# Start of Dataset

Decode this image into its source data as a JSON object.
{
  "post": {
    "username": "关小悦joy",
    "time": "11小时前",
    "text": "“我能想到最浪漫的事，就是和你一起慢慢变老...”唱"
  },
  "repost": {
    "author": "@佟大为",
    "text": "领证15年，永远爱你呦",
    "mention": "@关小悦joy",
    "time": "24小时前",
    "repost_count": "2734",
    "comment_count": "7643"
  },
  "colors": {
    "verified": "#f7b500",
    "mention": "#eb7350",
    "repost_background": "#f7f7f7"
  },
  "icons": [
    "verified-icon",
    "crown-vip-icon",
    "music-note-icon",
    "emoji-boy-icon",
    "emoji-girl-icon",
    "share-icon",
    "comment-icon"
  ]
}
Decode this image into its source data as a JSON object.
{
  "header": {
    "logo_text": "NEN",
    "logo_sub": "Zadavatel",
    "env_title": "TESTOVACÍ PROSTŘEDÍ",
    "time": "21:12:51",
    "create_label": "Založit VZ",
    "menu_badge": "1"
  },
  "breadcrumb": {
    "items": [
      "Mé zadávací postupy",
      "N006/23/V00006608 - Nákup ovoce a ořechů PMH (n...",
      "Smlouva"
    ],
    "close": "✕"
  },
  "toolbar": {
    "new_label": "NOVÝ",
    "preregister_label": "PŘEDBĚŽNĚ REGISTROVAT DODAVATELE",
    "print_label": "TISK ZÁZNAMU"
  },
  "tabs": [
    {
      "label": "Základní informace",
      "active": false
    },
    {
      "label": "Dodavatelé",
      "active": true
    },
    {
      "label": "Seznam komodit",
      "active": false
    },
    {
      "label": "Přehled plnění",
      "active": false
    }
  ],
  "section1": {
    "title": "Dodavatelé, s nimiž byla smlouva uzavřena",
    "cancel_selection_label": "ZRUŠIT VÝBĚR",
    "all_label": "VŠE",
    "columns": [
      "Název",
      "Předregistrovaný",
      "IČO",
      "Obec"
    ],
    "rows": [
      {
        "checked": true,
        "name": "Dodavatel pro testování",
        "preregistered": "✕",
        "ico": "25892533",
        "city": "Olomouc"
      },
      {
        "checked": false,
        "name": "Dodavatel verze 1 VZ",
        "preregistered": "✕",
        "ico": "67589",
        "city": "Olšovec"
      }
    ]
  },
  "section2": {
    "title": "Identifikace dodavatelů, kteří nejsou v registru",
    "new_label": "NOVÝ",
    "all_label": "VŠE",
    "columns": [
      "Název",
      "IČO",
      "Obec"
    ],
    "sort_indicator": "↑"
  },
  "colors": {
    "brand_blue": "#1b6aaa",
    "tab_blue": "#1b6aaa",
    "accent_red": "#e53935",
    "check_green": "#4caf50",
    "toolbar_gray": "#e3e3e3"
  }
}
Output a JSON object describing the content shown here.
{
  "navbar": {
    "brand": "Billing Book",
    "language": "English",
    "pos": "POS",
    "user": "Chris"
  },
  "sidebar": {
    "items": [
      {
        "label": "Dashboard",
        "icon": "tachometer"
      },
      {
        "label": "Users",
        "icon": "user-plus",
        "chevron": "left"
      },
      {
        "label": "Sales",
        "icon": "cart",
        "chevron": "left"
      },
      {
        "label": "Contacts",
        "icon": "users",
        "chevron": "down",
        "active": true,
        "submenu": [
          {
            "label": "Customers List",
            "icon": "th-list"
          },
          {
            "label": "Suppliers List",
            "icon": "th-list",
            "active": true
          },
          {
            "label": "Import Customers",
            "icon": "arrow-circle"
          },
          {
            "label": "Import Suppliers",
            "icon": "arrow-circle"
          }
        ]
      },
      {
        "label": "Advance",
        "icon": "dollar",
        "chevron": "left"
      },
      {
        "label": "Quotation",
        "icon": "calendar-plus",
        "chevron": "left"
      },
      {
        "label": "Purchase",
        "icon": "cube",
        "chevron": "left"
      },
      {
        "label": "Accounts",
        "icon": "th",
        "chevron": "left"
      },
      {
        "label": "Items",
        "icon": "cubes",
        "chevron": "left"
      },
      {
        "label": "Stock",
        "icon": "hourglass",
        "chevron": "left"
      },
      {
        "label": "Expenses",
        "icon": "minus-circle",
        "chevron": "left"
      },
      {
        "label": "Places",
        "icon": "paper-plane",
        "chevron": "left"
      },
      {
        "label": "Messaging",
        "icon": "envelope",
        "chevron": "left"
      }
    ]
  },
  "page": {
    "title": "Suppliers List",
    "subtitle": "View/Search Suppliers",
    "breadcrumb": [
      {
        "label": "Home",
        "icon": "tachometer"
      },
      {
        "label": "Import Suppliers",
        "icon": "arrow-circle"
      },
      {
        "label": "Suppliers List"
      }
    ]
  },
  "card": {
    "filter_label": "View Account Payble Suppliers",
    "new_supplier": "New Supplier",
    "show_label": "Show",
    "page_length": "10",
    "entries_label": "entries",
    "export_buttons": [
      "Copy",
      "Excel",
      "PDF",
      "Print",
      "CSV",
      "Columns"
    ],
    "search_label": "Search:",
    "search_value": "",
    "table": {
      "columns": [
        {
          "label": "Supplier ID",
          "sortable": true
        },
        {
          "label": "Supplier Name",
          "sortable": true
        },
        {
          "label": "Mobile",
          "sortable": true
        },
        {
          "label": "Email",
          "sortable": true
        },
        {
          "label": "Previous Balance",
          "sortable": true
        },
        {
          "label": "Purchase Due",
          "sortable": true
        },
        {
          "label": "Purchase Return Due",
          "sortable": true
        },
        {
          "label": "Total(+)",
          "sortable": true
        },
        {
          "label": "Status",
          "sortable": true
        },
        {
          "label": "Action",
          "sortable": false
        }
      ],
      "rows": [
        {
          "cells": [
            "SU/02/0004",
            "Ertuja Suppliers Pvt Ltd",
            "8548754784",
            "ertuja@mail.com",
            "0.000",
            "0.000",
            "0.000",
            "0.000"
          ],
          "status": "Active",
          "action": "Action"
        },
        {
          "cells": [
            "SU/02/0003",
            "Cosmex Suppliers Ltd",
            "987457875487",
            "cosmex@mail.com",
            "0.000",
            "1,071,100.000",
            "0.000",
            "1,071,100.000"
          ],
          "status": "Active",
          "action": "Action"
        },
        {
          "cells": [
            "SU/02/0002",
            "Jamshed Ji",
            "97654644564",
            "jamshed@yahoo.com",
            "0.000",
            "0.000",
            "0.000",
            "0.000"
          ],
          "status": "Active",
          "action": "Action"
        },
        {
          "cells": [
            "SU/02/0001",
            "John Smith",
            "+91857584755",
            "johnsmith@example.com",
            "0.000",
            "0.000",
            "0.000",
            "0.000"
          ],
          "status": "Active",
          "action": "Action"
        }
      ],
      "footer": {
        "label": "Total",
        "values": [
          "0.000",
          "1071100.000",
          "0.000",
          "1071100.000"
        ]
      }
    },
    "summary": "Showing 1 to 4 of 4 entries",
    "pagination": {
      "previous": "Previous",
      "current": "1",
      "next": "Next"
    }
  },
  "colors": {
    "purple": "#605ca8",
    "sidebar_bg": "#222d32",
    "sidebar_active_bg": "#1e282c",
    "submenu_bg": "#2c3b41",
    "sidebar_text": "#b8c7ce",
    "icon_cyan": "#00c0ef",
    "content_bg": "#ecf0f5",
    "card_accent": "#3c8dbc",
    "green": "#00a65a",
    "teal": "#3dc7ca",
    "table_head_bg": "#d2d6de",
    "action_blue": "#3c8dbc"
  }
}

# End of Dataset

Write out the data exactly as it stands.

Decode this image into its source data as a JSON object.
{
  "post": {
    "username": "关小悦joy",
    "time": "11小时前",
    "text": "“我能想到最浪漫的事，就是和你一起慢慢变老...”唱"
  },
  "repost": {
    "author": "@佟大为",
    "text": "领证15年，永远爱你呦",
    "mention": "@关小悦joy",
    "time": "24小时前",
    "repost_count": "2734",
    "comment_count": "7643"
  },
  "colors": {
    "verified": "#f7b500",
    "mention": "#eb7350",
    "repost_background": "#f7f7f7"
  },
  "icons": [
    "verified-icon",
    "crown-vip-icon",
    "music-note-icon",
    "emoji-boy-icon",
    "emoji-girl-icon",
    "share-icon",
    "comment-icon"
  ]
}
Decode this image into its source data as a JSON object.
{
  "header": {
    "logo_text": "NEN",
    "logo_sub": "Zadavatel",
    "env_title": "TESTOVACÍ PROSTŘEDÍ",
    "time": "21:12:51",
    "create_label": "Založit VZ",
    "menu_badge": "1"
  },
  "breadcrumb": {
    "items": [
      "Mé zadávací postupy",
      "N006/23/V00006608 - Nákup ovoce a ořechů PMH (n...",
      "Smlouva"
    ],
    "close": "✕"
  },
  "toolbar": {
    "new_label": "NOVÝ",
    "preregister_label": "PŘEDBĚŽNĚ REGISTROVAT DODAVATELE",
    "print_label": "TISK ZÁZNAMU"
  },
  "tabs": [
    {
      "label": "Základní informace",
      "active": false
    },
    {
      "label": "Dodavatelé",
      "active": true
    },
    {
      "label": "Seznam komodit",
      "active": false
    },
    {
      "label": "Přehled plnění",
      "active": false
    }
  ],
  "section1": {
    "title": "Dodavatelé, s nimiž byla smlouva uzavřena",
    "cancel_selection_label": "ZRUŠIT VÝBĚR",
    "all_label": "VŠE",
    "columns": [
      "Název",
      "Předregistrovaný",
      "IČO",
      "Obec"
    ],
    "rows": [
      {
        "checked": true,
        "name": "Dodavatel pro testování",
        "preregistered": "✕",
        "ico": "25892533",
        "city": "Olomouc"
      },
      {
        "checked": false,
        "name": "Dodavatel verze 1 VZ",
        "preregistered": "✕",
        "ico": "67589",
        "city": "Olšovec"
      }
    ]
  },
  "section2": {
    "title": "Identifikace dodavatelů, kteří nejsou v registru",
    "new_label": "NOVÝ",
    "all_label": "VŠE",
    "columns": [
      "Název",
      "IČO",
      "Obec"
    ],
    "sort_indicator": "↑"
  },
  "colors": {
    "brand_blue": "#1b6aaa",
    "tab_blue": "#1b6aaa",
    "accent_red": "#e53935",
    "check_green": "#4caf50",
    "toolbar_gray": "#e3e3e3"
  }
}
Output a JSON object describing the content shown here.
{
  "navbar": {
    "brand": "Billing Book",
    "language": "English",
    "pos": "POS",
    "user": "Chris"
  },
  "sidebar": {
    "items": [
      {
        "label": "Dashboard",
        "icon": "tachometer"
      },
      {
        "label": "Users",
        "icon": "user-plus",
        "chevron": "left"
      },
      {
        "label": "Sales",
        "icon": "cart",
        "chevron": "left"
      },
      {
        "label": "Contacts",
        "icon": "users",
        "chevron": "down",
        "active": true,
        "submenu": [
          {
            "label": "Customers List",
            "icon": "th-list"
          },
          {
            "label": "Suppliers List",
            "icon": "th-list",
            "active": true
          },
          {
            "label": "Import Customers",
            "icon": "arrow-circle"
          },
          {
            "label": "Import Suppliers",
            "icon": "arrow-circle"
          }
        ]
      },
      {
        "label": "Advance",
        "icon": "dollar",
        "chevron": "left"
      },
      {
        "label": "Quotation",
        "icon": "calendar-plus",
        "chevron": "left"
      },
      {
        "label": "Purchase",
        "icon": "cube",
        "chevron": "left"
      },
      {
        "label": "Accounts",
        "icon": "th",
        "chevron": "left"
      },
      {
        "label": "Items",
        "icon": "cubes",
        "chevron": "left"
      },
      {
        "label": "Stock",
        "icon": "hourglass",
        "chevron": "left"
      },
      {
        "label": "Expenses",
        "icon": "minus-circle",
        "chevron": "left"
      },
      {
        "label": "Places",
        "icon": "paper-plane",
        "chevron": "left"
      },
      {
        "label": "Messaging",
        "icon": "envelope",
        "chevron": "left"
      }
    ]
  },
  "page": {
    "title": "Suppliers List",
    "subtitle": "View/Search Suppliers",
    "breadcrumb": [
      {
        "label": "Home",
        "icon": "tachometer"
      },
      {
        "label": "Import Suppliers",
        "icon": "arrow-circle"
      },
      {
        "label": "Suppliers List"
      }
    ]
  },
  "card": {
    "filter_label": "View Account Payble Suppliers",
    "new_supplier": "New Supplier",
    "show_label": "Show",
    "page_length": "10",
    "entries_label": "entries",
    "export_buttons": [
      "Copy",
      "Excel",
      "PDF",
      "Print",
      "CSV",
      "Columns"
    ],
    "search_label": "Search:",
    "search_value": "",
    "table": {
      "columns": [
        {
          "label": "Supplier ID",
          "sortable": true
        },
        {
          "label": "Supplier Name",
          "sortable": true
        },
        {
          "label": "Mobile",
          "sortable": true
        },
        {
          "label": "Email",
          "sortable": true
        },
        {
          "label": "Previous Balance",
          "sortable": true
        },
        {
          "label": "Purchase Due",
          "sortable": true
        },
        {
          "label": "Purchase Return Due",
          "sortable": true
        },
        {
          "label": "Total(+)",
          "sortable": true
        },
        {
          "label": "Status",
          "sortable": true
        },
        {
          "label": "Action",
          "sortable": false
        }
      ],
      "rows": [
        {
          "cells": [
            "SU/02/0004",
            "Ertuja Suppliers Pvt Ltd",
            "8548754784",
            "ertuja@mail.com",
            "0.000",
            "0.000",
            "0.000",
            "0.000"
          ],
          "status": "Active",
          "action": "Action"
        },
        {
          "cells": [
            "SU/02/0003",
            "Cosmex Suppliers Ltd",
            "987457875487",
            "cosmex@mail.com",
            "0.000",
            "1,071,100.000",
            "0.000",
            "1,071,100.000"
          ],
          "status": "Active",
          "action": "Action"
        },
        {
          "cells": [
            "SU/02/0002",
            "Jamshed Ji",
            "97654644564",
            "jamshed@yahoo.com",
            "0.000",
            "0.000",
            "0.000",
            "0.000"
          ],
          "status": "Active",
          "action": "Action"
        },
        {
          "cells": [
            "SU/02/0001",
            "John Smith",
            "+91857584755",
            "johnsmith@example.com",
            "0.000",
            "0.000",
            "0.000",
            "0.000"
          ],
          "status": "Active",
          "action": "Action"
        }
      ],
      "footer": {
        "label": "Total",
        "values": [
          "0.000",
          "1071100.000",
          "0.000",
          "1071100.000"
        ]
      }
    },
    "summary": "Showing 1 to 4 of 4 entries",
    "pagination": {
      "previous": "Previous",
      "current": "1",
      "next": "Next"
    }
  },
  "colors": {
    "purple": "#605ca8",
    "sidebar_bg": "#222d32",
    "sidebar_active_bg": "#1e282c",
    "submenu_bg": "#2c3b41",
    "sidebar_text": "#b8c7ce",
    "icon_cyan": "#00c0ef",
    "content_bg": "#ecf0f5",
    "card_accent": "#3c8dbc",
    "green": "#00a65a",
    "teal": "#3dc7ca",
    "table_head_bg": "#d2d6de",
    "action_blue": "#3c8dbc"
  }
}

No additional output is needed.